Instruction —
Copy every record exactly, and keep the pictures out.

Supplied material —
-*-
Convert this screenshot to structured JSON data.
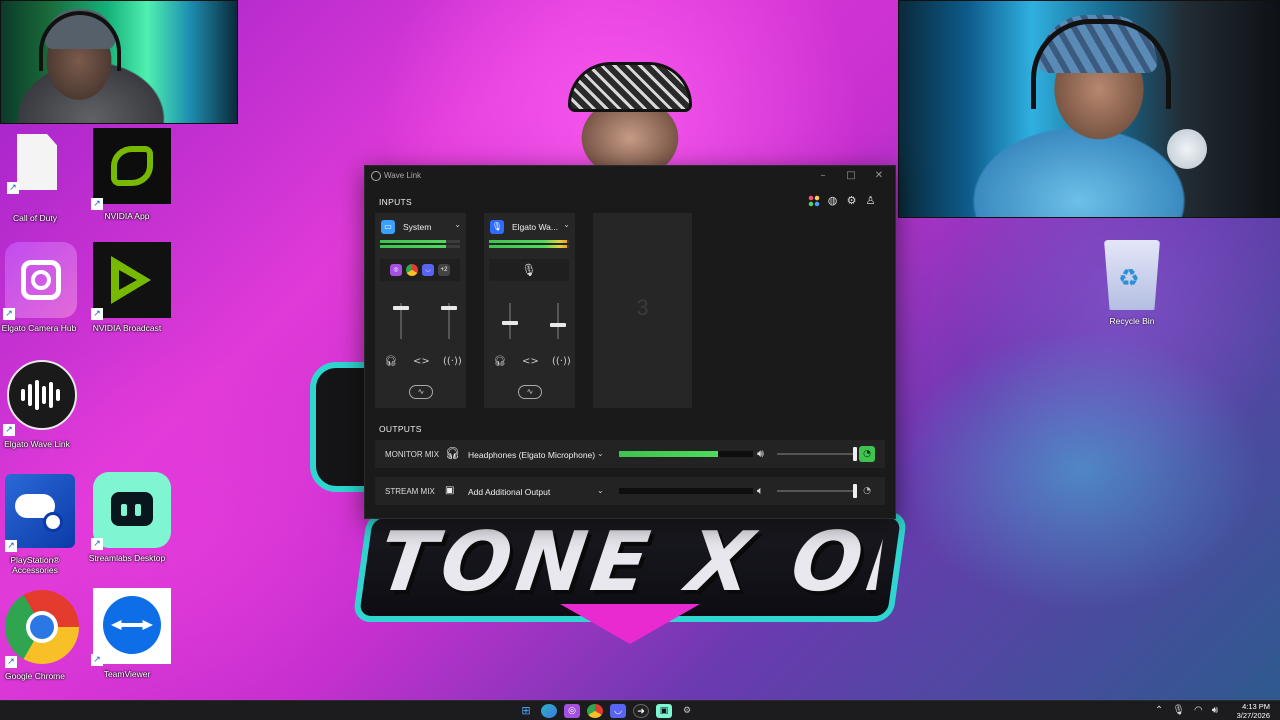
{
  "desktop": {
    "icons": [
      {
        "label": "Call of Duty",
        "icon": "blank-file-icon"
      },
      {
        "label": "NVIDIA App",
        "icon": "nvidia-icon"
      },
      {
        "label": "Elgato Camera Hub",
        "icon": "camera-hub-icon"
      },
      {
        "label": "NVIDIA Broadcast",
        "icon": "nvidia-broadcast-icon"
      },
      {
        "label": "Elgato Wave Link",
        "icon": "wave-link-icon"
      },
      {
        "label": "PlayStation® Accessories",
        "icon": "playstation-accessories-icon"
      },
      {
        "label": "Streamlabs Desktop",
        "icon": "streamlabs-icon"
      },
      {
        "label": "Google Chrome",
        "icon": "chrome-icon"
      },
      {
        "label": "TeamViewer",
        "icon": "teamviewer-icon"
      }
    ],
    "recycle_bin": {
      "label": "Recycle Bin"
    },
    "wallpaper_text": "TONE X OFIVE"
  },
  "wave_link": {
    "title": "Wave Link",
    "inputs_label": "INPUTS",
    "outputs_label": "OUTPUTS",
    "channels": [
      {
        "name": "System",
        "meter_level": 0.82,
        "apps_more": "+2",
        "faders": [
          0.85,
          0.85
        ]
      },
      {
        "name": "Elgato Wa...",
        "meter_level": 0.98,
        "faders": [
          0.45,
          0.4
        ]
      }
    ],
    "empty_slot_number": "3",
    "outputs": [
      {
        "label": "MONITOR MIX",
        "device": "Headphones (Elgato Microphone)",
        "meter_level": 0.74,
        "volume": 1.0,
        "monitor_active": true
      },
      {
        "label": "STREAM MIX",
        "device": "Add Additional Output",
        "meter_level": 0.0,
        "volume": 1.0,
        "monitor_active": false
      }
    ],
    "colors": {
      "accent": "#3ec34e",
      "system_icon": "#3aa0ff",
      "mic_icon": "#2f6bff"
    }
  },
  "taskbar": {
    "time": "4:13 PM",
    "date": "3/27/2026"
  }
}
-*-
Worked solution —
Convert this screenshot to structured JSON data.
{
  "desktop": {
    "icons": [
      {
        "label": "Call of Duty",
        "icon": "blank-file-icon"
      },
      {
        "label": "NVIDIA App",
        "icon": "nvidia-icon"
      },
      {
        "label": "Elgato Camera Hub",
        "icon": "camera-hub-icon"
      },
      {
        "label": "NVIDIA Broadcast",
        "icon": "nvidia-broadcast-icon"
      },
      {
        "label": "Elgato Wave Link",
        "icon": "wave-link-icon"
      },
      {
        "label": "PlayStation® Accessories",
        "icon": "playstation-accessories-icon"
      },
      {
        "label": "Streamlabs Desktop",
        "icon": "streamlabs-icon"
      },
      {
        "label": "Google Chrome",
        "icon": "chrome-icon"
      },
      {
        "label": "TeamViewer",
        "icon": "teamviewer-icon"
      }
    ],
    "recycle_bin": {
      "label": "Recycle Bin"
    },
    "wallpaper_text": "TONE X OFIVE"
  },
  "wave_link": {
    "title": "Wave Link",
    "inputs_label": "INPUTS",
    "outputs_label": "OUTPUTS",
    "channels": [
      {
        "name": "System",
        "meter_level": 0.82,
        "apps_more": "+2",
        "faders": [
          0.85,
          0.85
        ]
      },
      {
        "name": "Elgato Wa...",
        "meter_level": 0.98,
        "faders": [
          0.45,
          0.4
        ]
      }
    ],
    "empty_slot_number": "3",
    "outputs": [
      {
        "label": "MONITOR MIX",
        "device": "Headphones (Elgato Microphone)",
        "meter_level": 0.74,
        "volume": 1.0,
        "monitor_active": true
      },
      {
        "label": "STREAM MIX",
        "device": "Add Additional Output",
        "meter_level": 0.0,
        "volume": 1.0,
        "monitor_active": false
      }
    ],
    "colors": {
      "accent": "#3ec34e",
      "system_icon": "#3aa0ff",
      "mic_icon": "#2f6bff"
    }
  },
  "taskbar": {
    "time": "4:13 PM",
    "date": "3/27/2026"
  }
}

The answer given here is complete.